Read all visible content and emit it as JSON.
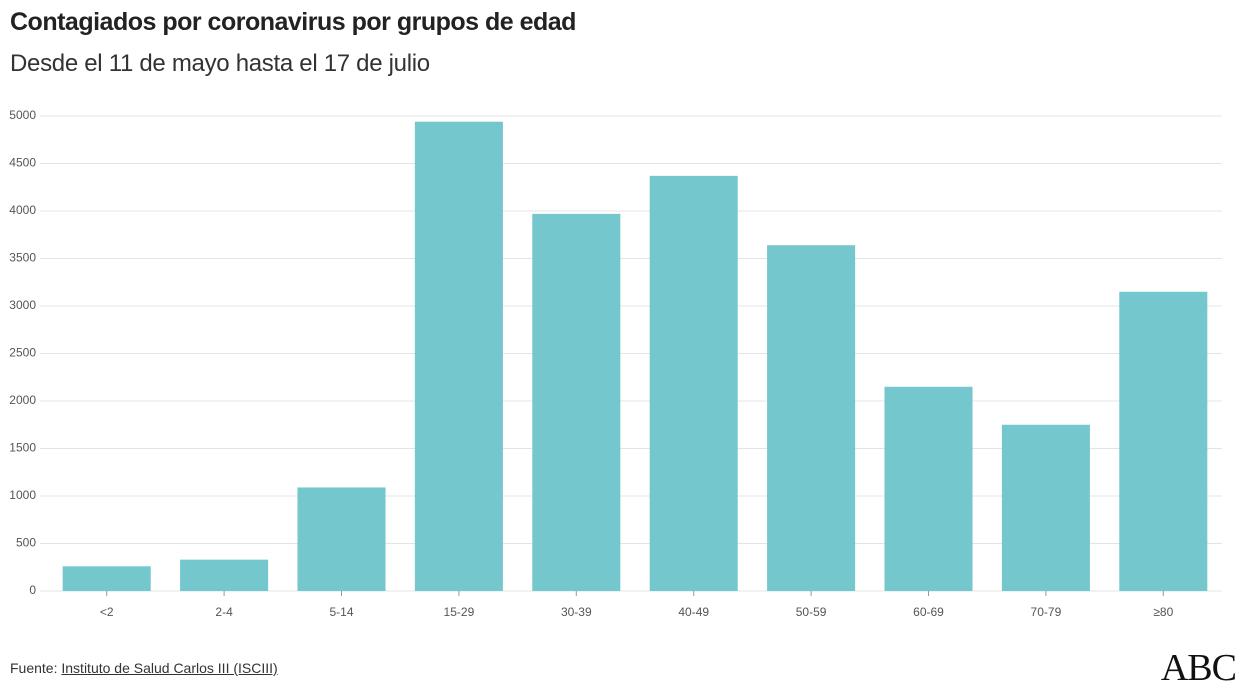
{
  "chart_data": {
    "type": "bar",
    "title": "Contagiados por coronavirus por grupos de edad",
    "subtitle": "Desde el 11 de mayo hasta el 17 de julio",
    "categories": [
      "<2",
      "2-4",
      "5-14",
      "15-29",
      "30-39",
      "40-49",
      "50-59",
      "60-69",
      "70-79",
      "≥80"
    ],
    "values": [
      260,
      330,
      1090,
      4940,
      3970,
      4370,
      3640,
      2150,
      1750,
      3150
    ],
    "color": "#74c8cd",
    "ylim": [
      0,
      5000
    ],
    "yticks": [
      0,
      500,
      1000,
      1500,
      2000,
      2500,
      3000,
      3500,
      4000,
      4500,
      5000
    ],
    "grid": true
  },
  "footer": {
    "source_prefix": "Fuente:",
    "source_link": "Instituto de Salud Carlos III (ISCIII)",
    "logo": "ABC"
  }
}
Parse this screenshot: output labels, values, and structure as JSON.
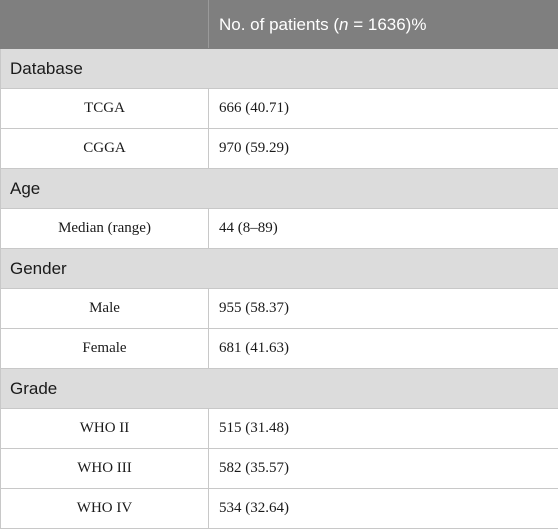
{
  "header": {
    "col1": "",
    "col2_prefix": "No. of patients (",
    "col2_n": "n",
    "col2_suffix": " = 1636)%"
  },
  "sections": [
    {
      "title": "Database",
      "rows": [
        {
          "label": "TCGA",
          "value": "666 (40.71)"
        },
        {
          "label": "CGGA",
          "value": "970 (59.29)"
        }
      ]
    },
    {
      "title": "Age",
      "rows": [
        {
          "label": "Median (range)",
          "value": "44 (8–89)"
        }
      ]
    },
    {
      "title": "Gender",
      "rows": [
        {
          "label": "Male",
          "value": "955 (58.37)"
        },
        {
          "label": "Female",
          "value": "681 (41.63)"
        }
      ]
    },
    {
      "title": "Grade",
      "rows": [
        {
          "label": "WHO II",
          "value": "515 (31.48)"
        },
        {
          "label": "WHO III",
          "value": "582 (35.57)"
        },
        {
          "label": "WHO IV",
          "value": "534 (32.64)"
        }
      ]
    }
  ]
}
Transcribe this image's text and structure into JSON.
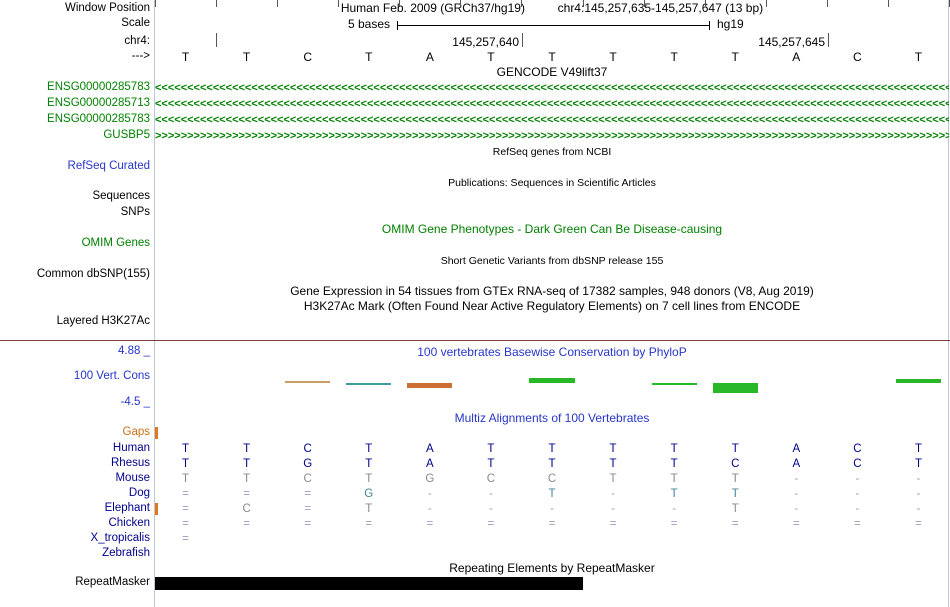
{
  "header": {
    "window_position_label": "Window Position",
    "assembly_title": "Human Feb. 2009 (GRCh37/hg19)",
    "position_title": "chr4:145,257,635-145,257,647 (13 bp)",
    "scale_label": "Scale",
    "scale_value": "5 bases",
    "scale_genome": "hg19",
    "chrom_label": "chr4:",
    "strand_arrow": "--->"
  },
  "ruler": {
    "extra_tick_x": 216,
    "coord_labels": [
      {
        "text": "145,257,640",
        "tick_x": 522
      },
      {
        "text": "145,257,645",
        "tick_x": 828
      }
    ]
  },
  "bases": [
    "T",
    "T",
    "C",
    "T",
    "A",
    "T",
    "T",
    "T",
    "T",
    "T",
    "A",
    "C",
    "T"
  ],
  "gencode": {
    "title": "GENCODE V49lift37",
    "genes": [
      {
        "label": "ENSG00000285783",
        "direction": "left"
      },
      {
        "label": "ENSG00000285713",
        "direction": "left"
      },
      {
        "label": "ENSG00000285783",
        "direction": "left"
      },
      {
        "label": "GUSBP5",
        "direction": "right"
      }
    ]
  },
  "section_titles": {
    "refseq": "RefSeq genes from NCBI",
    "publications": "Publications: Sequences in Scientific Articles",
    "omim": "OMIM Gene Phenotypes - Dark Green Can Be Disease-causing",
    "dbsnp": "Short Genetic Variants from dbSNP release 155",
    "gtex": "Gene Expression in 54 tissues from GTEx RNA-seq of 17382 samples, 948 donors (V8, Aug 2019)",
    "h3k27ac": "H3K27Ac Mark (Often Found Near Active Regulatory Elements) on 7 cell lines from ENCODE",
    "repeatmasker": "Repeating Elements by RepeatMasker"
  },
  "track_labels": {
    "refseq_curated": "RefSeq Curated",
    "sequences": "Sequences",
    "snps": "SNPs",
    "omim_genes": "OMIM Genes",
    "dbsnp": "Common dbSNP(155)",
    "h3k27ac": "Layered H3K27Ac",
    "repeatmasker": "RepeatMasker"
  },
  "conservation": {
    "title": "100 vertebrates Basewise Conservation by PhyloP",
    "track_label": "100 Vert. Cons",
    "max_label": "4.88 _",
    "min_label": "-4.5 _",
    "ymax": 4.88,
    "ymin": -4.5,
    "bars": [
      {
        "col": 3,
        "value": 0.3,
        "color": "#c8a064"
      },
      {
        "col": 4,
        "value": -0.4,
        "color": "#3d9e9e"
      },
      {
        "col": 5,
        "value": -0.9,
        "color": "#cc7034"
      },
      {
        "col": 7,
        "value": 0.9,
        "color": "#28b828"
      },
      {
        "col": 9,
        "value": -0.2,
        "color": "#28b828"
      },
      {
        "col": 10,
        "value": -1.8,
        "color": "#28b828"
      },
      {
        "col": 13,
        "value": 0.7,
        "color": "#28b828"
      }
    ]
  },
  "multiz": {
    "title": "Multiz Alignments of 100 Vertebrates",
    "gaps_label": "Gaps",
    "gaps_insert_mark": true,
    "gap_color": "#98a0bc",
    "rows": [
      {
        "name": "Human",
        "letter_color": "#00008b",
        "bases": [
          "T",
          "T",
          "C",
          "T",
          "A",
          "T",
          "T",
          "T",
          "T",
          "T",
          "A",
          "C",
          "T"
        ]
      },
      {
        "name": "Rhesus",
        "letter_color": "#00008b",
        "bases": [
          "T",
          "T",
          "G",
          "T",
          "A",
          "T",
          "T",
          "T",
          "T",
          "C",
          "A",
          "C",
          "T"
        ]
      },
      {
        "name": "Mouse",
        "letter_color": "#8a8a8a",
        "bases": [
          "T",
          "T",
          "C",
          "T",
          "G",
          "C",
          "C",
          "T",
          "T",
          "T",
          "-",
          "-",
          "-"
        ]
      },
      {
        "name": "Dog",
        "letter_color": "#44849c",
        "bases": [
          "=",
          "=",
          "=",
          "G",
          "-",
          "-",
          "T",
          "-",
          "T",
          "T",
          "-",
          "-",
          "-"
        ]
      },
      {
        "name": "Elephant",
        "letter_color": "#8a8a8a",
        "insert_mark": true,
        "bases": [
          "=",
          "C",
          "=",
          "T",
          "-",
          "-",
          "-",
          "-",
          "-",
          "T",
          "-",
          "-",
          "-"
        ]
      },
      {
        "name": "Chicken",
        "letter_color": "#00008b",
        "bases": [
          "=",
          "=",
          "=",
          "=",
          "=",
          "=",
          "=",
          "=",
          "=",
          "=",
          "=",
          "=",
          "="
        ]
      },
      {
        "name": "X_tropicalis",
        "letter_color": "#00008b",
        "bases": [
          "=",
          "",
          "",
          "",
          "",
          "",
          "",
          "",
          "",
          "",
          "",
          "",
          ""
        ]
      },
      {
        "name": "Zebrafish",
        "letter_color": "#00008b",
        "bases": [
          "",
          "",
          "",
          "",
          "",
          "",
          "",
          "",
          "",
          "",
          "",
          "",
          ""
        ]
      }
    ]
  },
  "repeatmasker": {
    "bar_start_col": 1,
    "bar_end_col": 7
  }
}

────

- _Your assignment_: Your copy of the data should match it exactly, apart from the images, which are omitted.

- _Answer space_:
Read all visible content and emit it as JSON.
{
  "chart_data": {
    "type": "bar",
    "title": "Contagiados por coronavirus por grupos de edad",
    "subtitle": "Desde el 11 de mayo hasta el 17 de julio",
    "categories": [
      "<2",
      "2-4",
      "5-14",
      "15-29",
      "30-39",
      "40-49",
      "50-59",
      "60-69",
      "70-79",
      "≥80"
    ],
    "values": [
      260,
      330,
      1090,
      4940,
      3970,
      4370,
      3640,
      2150,
      1750,
      3150
    ],
    "color": "#74c8cd",
    "ylim": [
      0,
      5000
    ],
    "yticks": [
      0,
      500,
      1000,
      1500,
      2000,
      2500,
      3000,
      3500,
      4000,
      4500,
      5000
    ],
    "grid": true
  },
  "footer": {
    "source_prefix": "Fuente:",
    "source_link": "Instituto de Salud Carlos III (ISCIII)",
    "logo": "ABC"
  }
}
Parse this screenshot: output labels, values, and structure as JSON.
{
  "header": {
    "col1": "",
    "col2_prefix": "No. of patients (",
    "col2_n": "n",
    "col2_suffix": " = 1636)%"
  },
  "sections": [
    {
      "title": "Database",
      "rows": [
        {
          "label": "TCGA",
          "value": "666 (40.71)"
        },
        {
          "label": "CGGA",
          "value": "970 (59.29)"
        }
      ]
    },
    {
      "title": "Age",
      "rows": [
        {
          "label": "Median (range)",
          "value": "44 (8–89)"
        }
      ]
    },
    {
      "title": "Gender",
      "rows": [
        {
          "label": "Male",
          "value": "955 (58.37)"
        },
        {
          "label": "Female",
          "value": "681 (41.63)"
        }
      ]
    },
    {
      "title": "Grade",
      "rows": [
        {
          "label": "WHO II",
          "value": "515 (31.48)"
        },
        {
          "label": "WHO III",
          "value": "582 (35.57)"
        },
        {
          "label": "WHO IV",
          "value": "534 (32.64)"
        }
      ]
    }
  ]
}
Transcribe this image's text and structure into JSON.
{
  "header": {
    "window_position_label": "Window Position",
    "assembly_title": "Human Feb. 2009 (GRCh37/hg19)",
    "position_title": "chr4:145,257,635-145,257,647 (13 bp)",
    "scale_label": "Scale",
    "scale_value": "5 bases",
    "scale_genome": "hg19",
    "chrom_label": "chr4:",
    "strand_arrow": "--->"
  },
  "ruler": {
    "extra_tick_x": 216,
    "coord_labels": [
      {
        "text": "145,257,640",
        "tick_x": 522
      },
      {
        "text": "145,257,645",
        "tick_x": 828
      }
    ]
  },
  "bases": [
    "T",
    "T",
    "C",
    "T",
    "A",
    "T",
    "T",
    "T",
    "T",
    "T",
    "A",
    "C",
    "T"
  ],
  "gencode": {
    "title": "GENCODE V49lift37",
    "genes": [
      {
        "label": "ENSG00000285783",
        "direction": "left"
      },
      {
        "label": "ENSG00000285713",
        "direction": "left"
      },
      {
        "label": "ENSG00000285783",
        "direction": "left"
      },
      {
        "label": "GUSBP5",
        "direction": "right"
      }
    ]
  },
  "section_titles": {
    "refseq": "RefSeq genes from NCBI",
    "publications": "Publications: Sequences in Scientific Articles",
    "omim": "OMIM Gene Phenotypes - Dark Green Can Be Disease-causing",
    "dbsnp": "Short Genetic Variants from dbSNP release 155",
    "gtex": "Gene Expression in 54 tissues from GTEx RNA-seq of 17382 samples, 948 donors (V8, Aug 2019)",
    "h3k27ac": "H3K27Ac Mark (Often Found Near Active Regulatory Elements) on 7 cell lines from ENCODE",
    "repeatmasker": "Repeating Elements by RepeatMasker"
  },
  "track_labels": {
    "refseq_curated": "RefSeq Curated",
    "sequences": "Sequences",
    "snps": "SNPs",
    "omim_genes": "OMIM Genes",
    "dbsnp": "Common dbSNP(155)",
    "h3k27ac": "Layered H3K27Ac",
    "repeatmasker": "RepeatMasker"
  },
  "conservation": {
    "title": "100 vertebrates Basewise Conservation by PhyloP",
    "track_label": "100 Vert. Cons",
    "max_label": "4.88 _",
    "min_label": "-4.5 _",
    "ymax": 4.88,
    "ymin": -4.5,
    "bars": [
      {
        "col": 3,
        "value": 0.3,
        "color": "#c8a064"
      },
      {
        "col": 4,
        "value": -0.4,
        "color": "#3d9e9e"
      },
      {
        "col": 5,
        "value": -0.9,
        "color": "#cc7034"
      },
      {
        "col": 7,
        "value": 0.9,
        "color": "#28b828"
      },
      {
        "col": 9,
        "value": -0.2,
        "color": "#28b828"
      },
      {
        "col": 10,
        "value": -1.8,
        "color": "#28b828"
      },
      {
        "col": 13,
        "value": 0.7,
        "color": "#28b828"
      }
    ]
  },
  "multiz": {
    "title": "Multiz Alignments of 100 Vertebrates",
    "gaps_label": "Gaps",
    "gaps_insert_mark": true,
    "gap_color": "#98a0bc",
    "rows": [
      {
        "name": "Human",
        "letter_color": "#00008b",
        "bases": [
          "T",
          "T",
          "C",
          "T",
          "A",
          "T",
          "T",
          "T",
          "T",
          "T",
          "A",
          "C",
          "T"
        ]
      },
      {
        "name": "Rhesus",
        "letter_color": "#00008b",
        "bases": [
          "T",
          "T",
          "G",
          "T",
          "A",
          "T",
          "T",
          "T",
          "T",
          "C",
          "A",
          "C",
          "T"
        ]
      },
      {
        "name": "Mouse",
        "letter_color": "#8a8a8a",
        "bases": [
          "T",
          "T",
          "C",
          "T",
          "G",
          "C",
          "C",
          "T",
          "T",
          "T",
          "-",
          "-",
          "-"
        ]
      },
      {
        "name": "Dog",
        "letter_color": "#44849c",
        "bases": [
          "=",
          "=",
          "=",
          "G",
          "-",
          "-",
          "T",
          "-",
          "T",
          "T",
          "-",
          "-",
          "-"
        ]
      },
      {
        "name": "Elephant",
        "letter_color": "#8a8a8a",
        "insert_mark": true,
        "bases": [
          "=",
          "C",
          "=",
          "T",
          "-",
          "-",
          "-",
          "-",
          "-",
          "T",
          "-",
          "-",
          "-"
        ]
      },
      {
        "name": "Chicken",
        "letter_color": "#00008b",
        "bases": [
          "=",
          "=",
          "=",
          "=",
          "=",
          "=",
          "=",
          "=",
          "=",
          "=",
          "=",
          "=",
          "="
        ]
      },
      {
        "name": "X_tropicalis",
        "letter_color": "#00008b",
        "bases": [
          "=",
          "",
          "",
          "",
          "",
          "",
          "",
          "",
          "",
          "",
          "",
          "",
          ""
        ]
      },
      {
        "name": "Zebrafish",
        "letter_color": "#00008b",
        "bases": [
          "",
          "",
          "",
          "",
          "",
          "",
          "",
          "",
          "",
          "",
          "",
          "",
          ""
        ]
      }
    ]
  },
  "repeatmasker": {
    "bar_start_col": 1,
    "bar_end_col": 7
  }
}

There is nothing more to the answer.